#### Required work
Copy out every line of the listing below without any change, leaving out the pictures.

#### Lines of data
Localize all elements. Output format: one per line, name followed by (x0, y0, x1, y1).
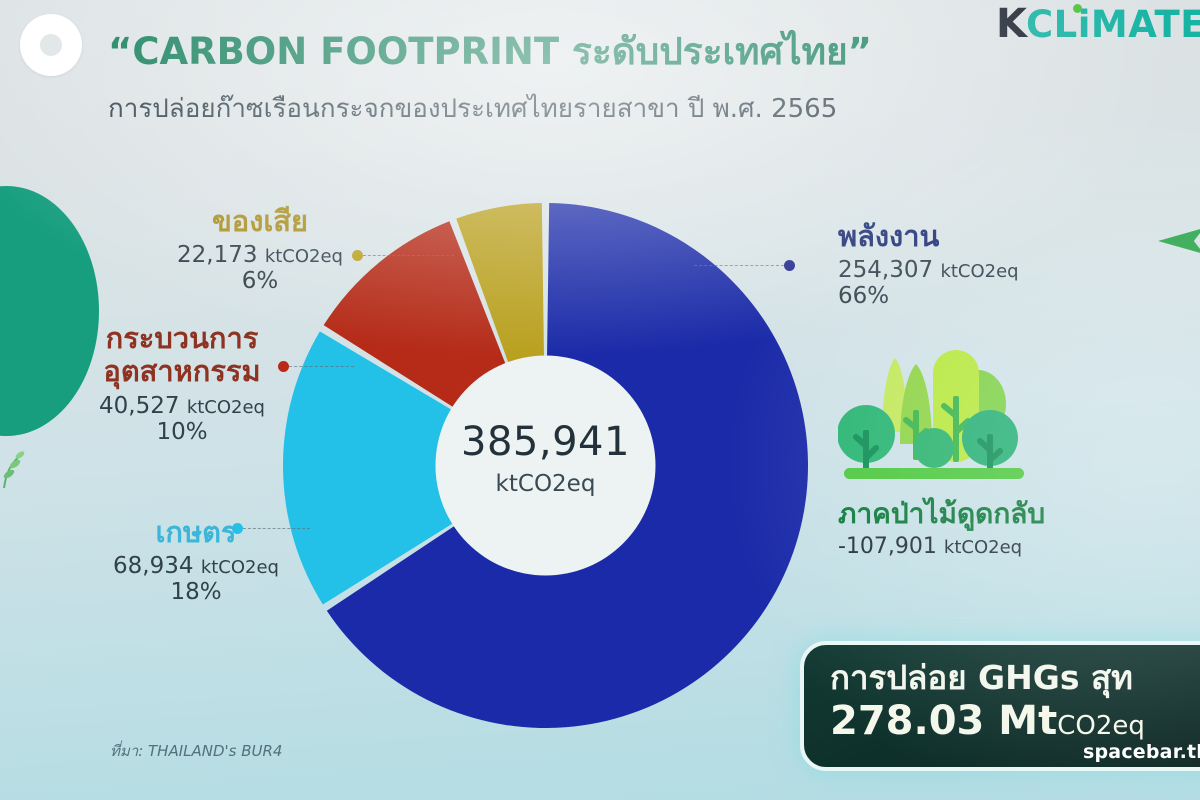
callout-unit-main: Mt (984, 698, 1057, 744)
label-energy: พลังงาน 254,307 ktCO2eq 66% (838, 220, 1019, 309)
label-energy-number: 254,307 (838, 257, 933, 283)
net-emissions-callout: การปล่อย GHGs สุท 278.03 MtCO2eq spaceba… (800, 641, 1200, 771)
label-industrial-name-line2: อุตสาหกรรม (72, 355, 292, 388)
label-waste-value: 22,173 ktCO2eq (150, 242, 370, 268)
callout-unit-sub: CO2eq (1057, 711, 1145, 741)
label-waste-name: ของเสีย (150, 205, 370, 238)
callout-headline: การปล่อย GHGs สุท (830, 659, 1200, 697)
label-agriculture-number: 68,934 (113, 553, 193, 579)
label-forest-number: -107,901 (838, 534, 937, 559)
label-energy-unit: ktCO2eq (940, 261, 1018, 282)
page-subtitle: การปล่อยก๊าซเรือนกระจกของประเทศไทยรายสาข… (108, 88, 1008, 129)
logo-wordmark: CLiMATE (1026, 6, 1200, 43)
label-agriculture: เกษตร 68,934 ktCO2eq 18% (86, 516, 306, 605)
label-waste-number: 22,173 (177, 242, 257, 268)
label-waste-percent: 6% (150, 268, 370, 294)
connector-line-waste (363, 255, 454, 256)
label-forest-sink: ภาคป่าไม้ดูดกลับ -107,901 ktCO2eq (838, 498, 1045, 559)
label-agriculture-name: เกษตร (86, 516, 306, 549)
donut-center-unit: ktCO2eq (283, 471, 808, 497)
label-industrial-processes: กระบวนการ อุตสาหกรรม 40,527 ktCO2eq 10% (72, 322, 292, 445)
label-industrial-number: 40,527 (99, 393, 179, 419)
label-energy-value: 254,307 ktCO2eq (838, 257, 1019, 283)
label-agriculture-percent: 18% (86, 579, 306, 605)
label-energy-name: พลังงาน (838, 220, 1019, 253)
label-waste: ของเสีย 22,173 ktCO2eq 6% (150, 205, 370, 294)
page-title: “CARBON FOOTPRINT ระดับประเทศไทย” (108, 22, 1008, 81)
label-forest-value: -107,901 ktCO2eq (838, 534, 1045, 559)
watermark: spacebar.th (1083, 741, 1200, 763)
label-agriculture-value: 68,934 ktCO2eq (86, 553, 306, 579)
donut-center-hole (436, 356, 656, 576)
connector-line-energy (694, 265, 784, 266)
label-forest-name: ภาคป่าไม้ดูดกลับ (838, 498, 1045, 530)
connector-line-industrial (289, 366, 354, 367)
connector-dot-energy (784, 260, 795, 271)
label-waste-unit: ktCO2eq (265, 246, 343, 267)
connector-energy (694, 265, 798, 266)
label-agriculture-unit: ktCO2eq (201, 557, 279, 578)
callout-value-row: 278.03 MtCO2eq (830, 699, 1200, 743)
forest-trees-icon (838, 336, 1034, 488)
label-industrial-name-line1: กระบวนการ (72, 322, 292, 355)
donut-center-value: 385,941 (283, 419, 808, 465)
logo-wordmark-text: CLiMATE (1026, 3, 1200, 46)
kclimate-logo: K CLiMATE (996, 2, 1200, 46)
donut-ring-icon (20, 14, 82, 76)
label-forest-unit: ktCO2eq (944, 537, 1022, 558)
label-industrial-percent: 10% (72, 419, 292, 445)
label-energy-percent: 66% (838, 283, 1019, 309)
green-leaf-arrow-icon (1158, 228, 1200, 254)
logo-green-dot-icon (1073, 4, 1082, 13)
label-industrial-value: 40,527 ktCO2eq (72, 393, 292, 419)
callout-value: 278.03 (830, 698, 984, 744)
source-note: ที่มา: THAILAND's BUR4 (110, 739, 282, 763)
small-leaves-icon (0, 438, 26, 490)
infographic-board: K CLiMATE “CARBON FOOTPRINT ระดับประเทศไ… (0, 0, 1200, 800)
label-industrial-unit: ktCO2eq (187, 397, 265, 418)
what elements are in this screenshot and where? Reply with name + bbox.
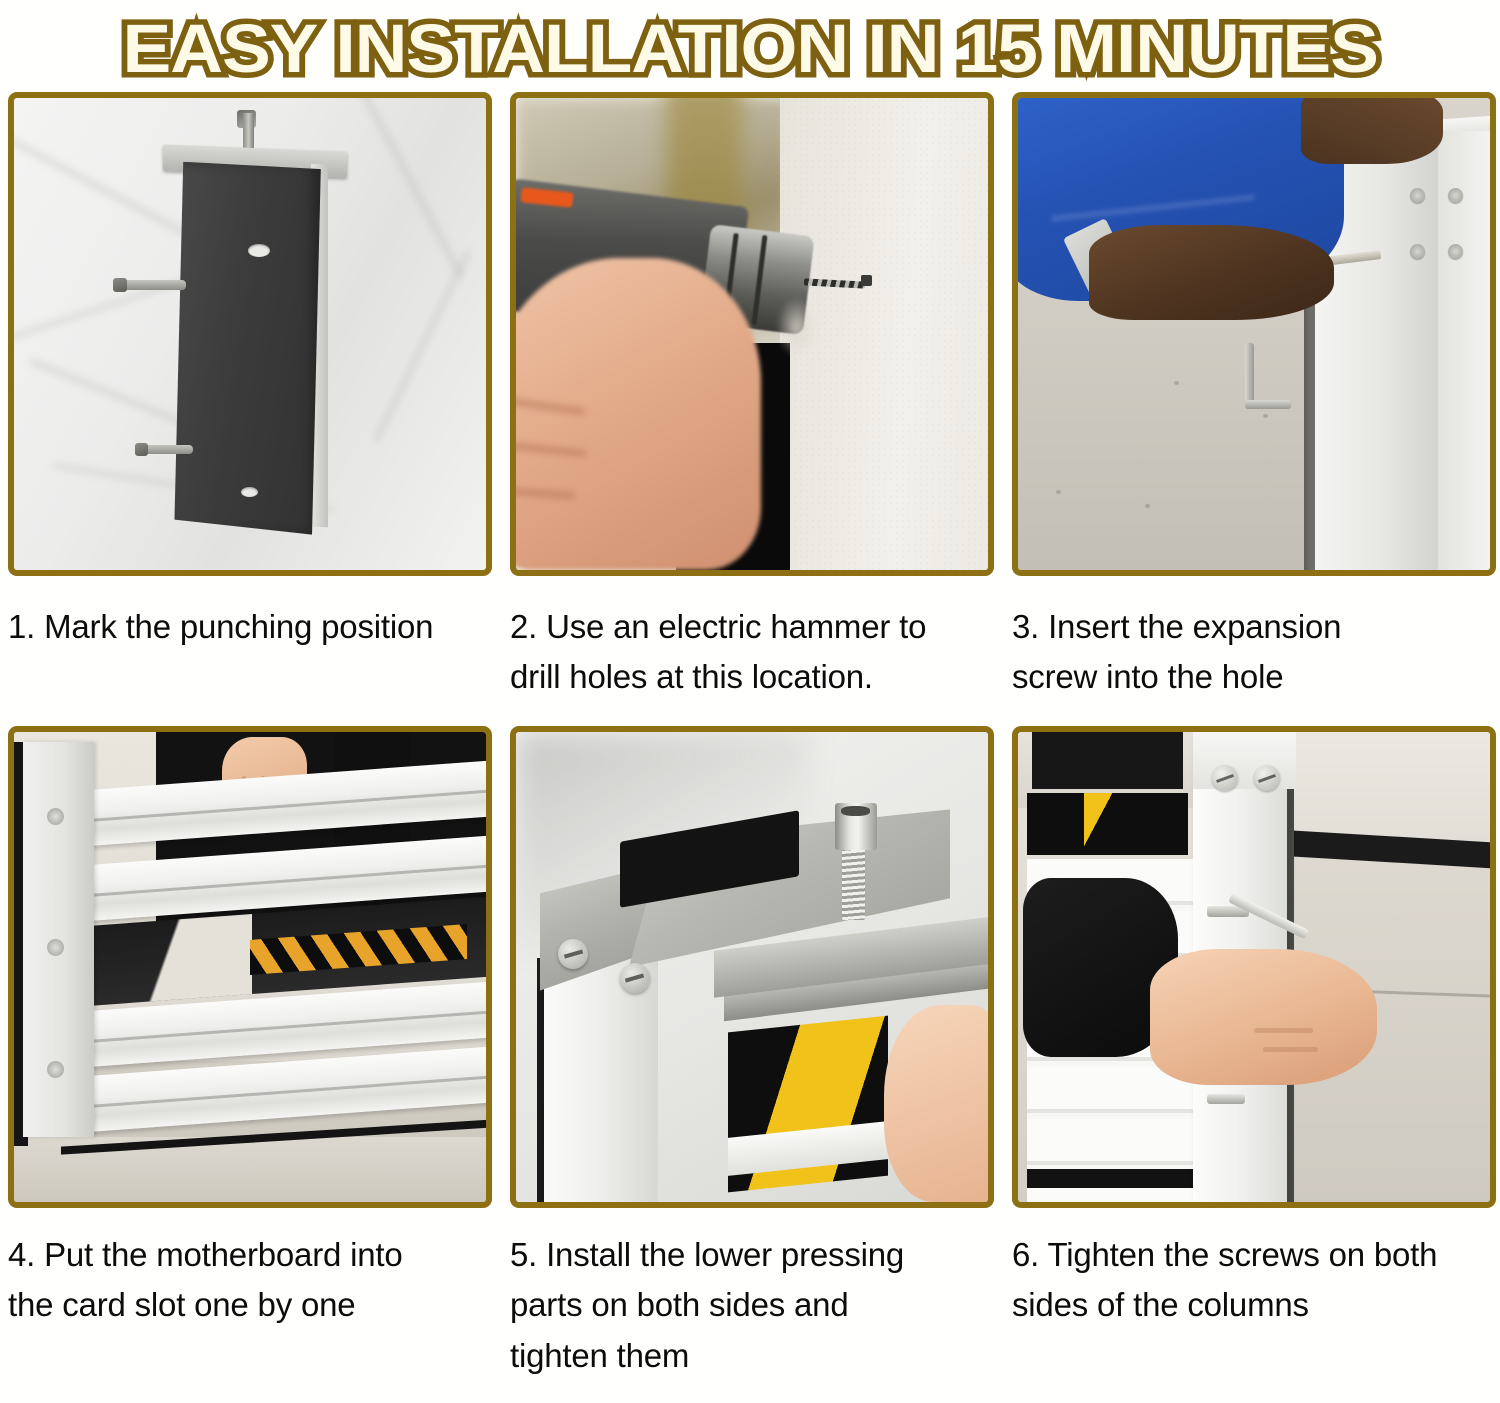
hand <box>516 258 761 570</box>
step-caption-3: 3. Insert the expansion screw into the h… <box>1012 602 1496 702</box>
photo-drilling-wall <box>516 98 988 570</box>
installation-guide-page: EASY INSTALLATION IN 15 MINUTES <box>0 0 1500 1403</box>
column-screw <box>1448 188 1463 203</box>
page-title: EASY INSTALLATION IN 15 MINUTES <box>122 14 1377 83</box>
step-caption-6: 6. Tighten the screws on both sides of t… <box>1012 1230 1496 1330</box>
photo-boards-into-slot <box>14 732 486 1202</box>
post-screw <box>47 808 64 825</box>
step-photo-4 <box>8 726 492 1208</box>
step-card-2: 2. Use an electric hammer to drill holes… <box>510 92 994 702</box>
step-caption-1: 1. Mark the punching position <box>8 602 492 652</box>
mounting-plate <box>174 162 320 535</box>
expansion-stud-lower <box>141 445 193 454</box>
step-card-6: 6. Tighten the screws on both sides of t… <box>1012 726 1496 1380</box>
photo-worker-blue-shirt <box>1018 98 1490 570</box>
step-card-3: 3. Insert the expansion screw into the h… <box>1012 92 1496 702</box>
column-screw <box>1410 188 1425 203</box>
photo-pressing-bracket <box>516 732 988 1202</box>
step-photo-5 <box>510 726 994 1208</box>
steps-row-2: 4. Put the motherboard into the card slo… <box>0 726 1500 1380</box>
step-card-5: 5. Install the lower pressing parts on b… <box>510 726 994 1380</box>
steps-row-1: 1. Mark the punching position <box>0 92 1500 702</box>
step-card-4: 4. Put the motherboard into the card slo… <box>8 726 492 1380</box>
photo-mounting-plate <box>14 98 486 570</box>
step-photo-1 <box>8 92 492 576</box>
step-photo-3 <box>1012 92 1496 576</box>
column-bolt <box>1207 1094 1245 1104</box>
hand <box>1150 949 1377 1085</box>
forearm <box>1089 225 1334 319</box>
photo-tightening-screws <box>1018 732 1490 1202</box>
step-caption-2: 2. Use an electric hammer to drill holes… <box>510 602 994 702</box>
hand <box>884 1005 988 1202</box>
expansion-stud-upper <box>120 280 186 290</box>
step-photo-2 <box>510 92 994 576</box>
column-screw <box>1212 765 1238 791</box>
bracket-screw <box>620 963 650 993</box>
step-card-1: 1. Mark the punching position <box>8 92 492 702</box>
step-caption-4: 4. Put the motherboard into the card slo… <box>8 1230 492 1330</box>
bolt-thread <box>842 845 866 920</box>
post-screw <box>47 939 64 956</box>
allen-key-icon <box>1245 343 1254 404</box>
step-caption-5: 5. Install the lower pressing parts on b… <box>510 1230 994 1380</box>
column-screw <box>1448 244 1463 259</box>
page-title-bar: EASY INSTALLATION IN 15 MINUTES <box>0 0 1500 92</box>
step-photo-6 <box>1012 726 1496 1208</box>
column-screw <box>1410 244 1425 259</box>
bolt-head-icon <box>835 803 877 850</box>
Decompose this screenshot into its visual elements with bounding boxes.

#### Solved exercise
Localize all elements. Output format: one per line, name followed by (x0, y0, x1, y1).
callout-unit-main: Mt (984, 698, 1057, 744)
label-energy: พลังงาน 254,307 ktCO2eq 66% (838, 220, 1019, 309)
label-energy-number: 254,307 (838, 257, 933, 283)
net-emissions-callout: การปล่อย GHGs สุท 278.03 MtCO2eq spaceba… (800, 641, 1200, 771)
label-industrial-name-line2: อุตสาหกรรม (72, 355, 292, 388)
label-waste-value: 22,173 ktCO2eq (150, 242, 370, 268)
callout-unit-sub: CO2eq (1057, 711, 1145, 741)
label-waste-name: ของเสีย (150, 205, 370, 238)
callout-headline: การปล่อย GHGs สุท (830, 659, 1200, 697)
label-agriculture-number: 68,934 (113, 553, 193, 579)
label-forest-number: -107,901 (838, 534, 937, 559)
label-energy-unit: ktCO2eq (940, 261, 1018, 282)
page-subtitle: การปล่อยก๊าซเรือนกระจกของประเทศไทยรายสาข… (108, 88, 1008, 129)
logo-wordmark: CLiMATE (1026, 6, 1200, 43)
label-agriculture: เกษตร 68,934 ktCO2eq 18% (86, 516, 306, 605)
label-waste-number: 22,173 (177, 242, 257, 268)
label-waste-percent: 6% (150, 268, 370, 294)
connector-line-waste (363, 255, 454, 256)
label-forest-sink: ภาคป่าไม้ดูดกลับ -107,901 ktCO2eq (838, 498, 1045, 559)
label-agriculture-name: เกษตร (86, 516, 306, 549)
donut-center-unit: ktCO2eq (283, 471, 808, 497)
label-industrial-processes: กระบวนการ อุตสาหกรรม 40,527 ktCO2eq 10% (72, 322, 292, 445)
label-industrial-number: 40,527 (99, 393, 179, 419)
label-energy-value: 254,307 ktCO2eq (838, 257, 1019, 283)
label-agriculture-percent: 18% (86, 579, 306, 605)
label-energy-name: พลังงาน (838, 220, 1019, 253)
label-waste: ของเสีย 22,173 ktCO2eq 6% (150, 205, 370, 294)
page-title: “CARBON FOOTPRINT ระดับประเทศไทย” (108, 22, 1008, 81)
label-forest-value: -107,901 ktCO2eq (838, 534, 1045, 559)
watermark: spacebar.th (1083, 741, 1200, 763)
label-agriculture-value: 68,934 ktCO2eq (86, 553, 306, 579)
donut-center-hole (436, 356, 656, 576)
connector-line-energy (694, 265, 784, 266)
label-forest-name: ภาคป่าไม้ดูดกลับ (838, 498, 1045, 530)
connector-line-industrial (289, 366, 354, 367)
connector-dot-energy (784, 260, 795, 271)
label-waste-unit: ktCO2eq (265, 246, 343, 267)
connector-energy (694, 265, 798, 266)
label-agriculture-unit: ktCO2eq (201, 557, 279, 578)
callout-value-row: 278.03 MtCO2eq (830, 699, 1200, 743)
forest-trees-icon (838, 336, 1034, 488)
label-industrial-name-line1: กระบวนการ (72, 322, 292, 355)
donut-center-value: 385,941 (283, 419, 808, 465)
logo-wordmark-text: CLiMATE (1026, 3, 1200, 46)
kclimate-logo: K CLiMATE (996, 2, 1200, 46)
donut-ring-icon (20, 14, 82, 76)
label-forest-unit: ktCO2eq (944, 537, 1022, 558)
label-industrial-percent: 10% (72, 419, 292, 445)
label-energy-percent: 66% (838, 283, 1019, 309)
green-leaf-arrow-icon (1158, 228, 1200, 254)
logo-green-dot-icon (1073, 4, 1082, 13)
label-industrial-value: 40,527 ktCO2eq (72, 393, 292, 419)
callout-value: 278.03 (830, 698, 984, 744)
source-note: ที่มา: THAILAND's BUR4 (110, 739, 282, 763)
small-leaves-icon (0, 438, 26, 490)
infographic-board: K CLiMATE “CARBON FOOTPRINT ระดับประเทศไ… (0, 0, 1200, 800)
label-industrial-unit: ktCO2eq (187, 397, 265, 418)
what elements are in this screenshot and where? Reply with name + bbox.
hand <box>516 258 761 570</box>
step-caption-3: 3. Insert the expansion screw into the h… <box>1012 602 1496 702</box>
photo-drilling-wall <box>516 98 988 570</box>
installation-guide-page: EASY INSTALLATION IN 15 MINUTES <box>0 0 1500 1403</box>
column-screw <box>1448 188 1463 203</box>
page-title: EASY INSTALLATION IN 15 MINUTES <box>122 14 1377 83</box>
step-caption-6: 6. Tighten the screws on both sides of t… <box>1012 1230 1496 1330</box>
photo-boards-into-slot <box>14 732 486 1202</box>
post-screw <box>47 808 64 825</box>
step-photo-4 <box>8 726 492 1208</box>
step-card-2: 2. Use an electric hammer to drill holes… <box>510 92 994 702</box>
step-caption-1: 1. Mark the punching position <box>8 602 492 652</box>
mounting-plate <box>174 162 320 535</box>
expansion-stud-lower <box>141 445 193 454</box>
step-card-6: 6. Tighten the screws on both sides of t… <box>1012 726 1496 1380</box>
photo-worker-blue-shirt <box>1018 98 1490 570</box>
step-card-3: 3. Insert the expansion screw into the h… <box>1012 92 1496 702</box>
column-screw <box>1410 188 1425 203</box>
photo-pressing-bracket <box>516 732 988 1202</box>
step-photo-5 <box>510 726 994 1208</box>
steps-row-2: 4. Put the motherboard into the card slo… <box>0 726 1500 1380</box>
step-card-5: 5. Install the lower pressing parts on b… <box>510 726 994 1380</box>
steps-row-1: 1. Mark the punching position <box>0 92 1500 702</box>
step-card-4: 4. Put the motherboard into the card slo… <box>8 726 492 1380</box>
photo-mounting-plate <box>14 98 486 570</box>
step-photo-1 <box>8 92 492 576</box>
step-photo-3 <box>1012 92 1496 576</box>
column-bolt <box>1207 1094 1245 1104</box>
hand <box>1150 949 1377 1085</box>
forearm <box>1089 225 1334 319</box>
photo-tightening-screws <box>1018 732 1490 1202</box>
step-caption-2: 2. Use an electric hammer to drill holes… <box>510 602 994 702</box>
hand <box>884 1005 988 1202</box>
expansion-stud-upper <box>120 280 186 290</box>
step-photo-2 <box>510 92 994 576</box>
column-screw <box>1212 765 1238 791</box>
bracket-screw <box>620 963 650 993</box>
step-card-1: 1. Mark the punching position <box>8 92 492 702</box>
step-caption-4: 4. Put the motherboard into the card slo… <box>8 1230 492 1330</box>
bolt-thread <box>842 845 866 920</box>
post-screw <box>47 939 64 956</box>
allen-key-icon <box>1245 343 1254 404</box>
step-caption-5: 5. Install the lower pressing parts on b… <box>510 1230 994 1380</box>
column-screw <box>1448 244 1463 259</box>
page-title-bar: EASY INSTALLATION IN 15 MINUTES <box>0 0 1500 92</box>
step-photo-6 <box>1012 726 1496 1208</box>
column-screw <box>1410 244 1425 259</box>
bolt-head-icon <box>835 803 877 850</box>
Decompose this screenshot into its visual elements with bounding boxes.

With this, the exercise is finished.